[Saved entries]
******************************
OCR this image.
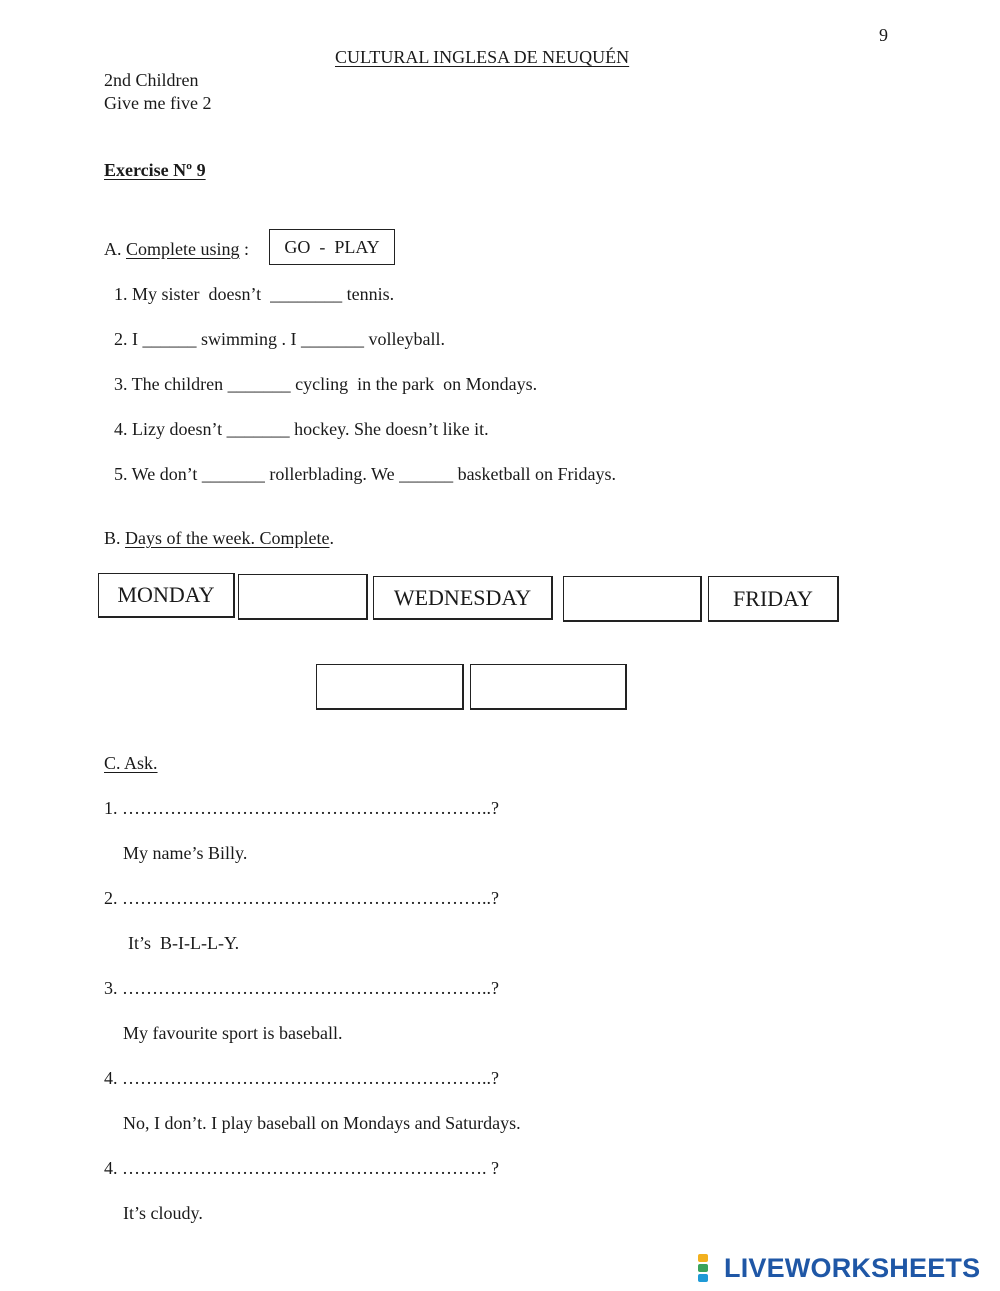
9
CULTURAL INGLESA DE NEUQUÉN
2nd Children
Give me five 2
Exercise Nº 9
A. Complete using : GO  -  PLAY
1. My sister  doesn’t  ________ tennis.
2. I ______ swimming . I _______ volleyball.
3. The children _______ cycling  in the park  on Mondays.
4. Lizy doesn’t _______ hockey. She doesn’t like it.
5. We don’t _______ rollerblading. We ______ basketball on Fridays.
B. Days of the week. Complete.
MONDAY	WEDNESDAY	FRIDAY
C. Ask.
1. ……………………………………………………..?
My name’s Billy.
2. ……………………………………………………..?
It’s  B-I-L-L-Y.
3. ……………………………………………………..?
My favourite sport is baseball.
4. ……………………………………………………..?
No, I don’t. I play baseball on Mondays and Saturdays.
4. ……………………………………………………. ?
It’s cloudy.
LIVEWORKSHEETS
******************************
- **Given request**
Can the entries above be repeated exactly, without their pictures?

- **Solution to this task**
OCR this image.
9
CULTURAL INGLESA DE NEUQUÉN
2nd Children
Give me five 2
Exercise Nº 9
A. Complete using : GO  -  PLAY
1. My sister  doesn’t  ________ tennis.
2. I ______ swimming . I _______ volleyball.
3. The children _______ cycling  in the park  on Mondays.
4. Lizy doesn’t _______ hockey. She doesn’t like it.
5. We don’t _______ rollerblading. We ______ basketball on Fridays.
B. Days of the week. Complete.
MONDAY	WEDNESDAY	FRIDAY
C. Ask.
1. ……………………………………………………..?
My name’s Billy.
2. ……………………………………………………..?
It’s  B-I-L-L-Y.
3. ……………………………………………………..?
My favourite sport is baseball.
4. ……………………………………………………..?
No, I don’t. I play baseball on Mondays and Saturdays.
4. ……………………………………………………. ?
It’s cloudy.
LIVEWORKSHEETS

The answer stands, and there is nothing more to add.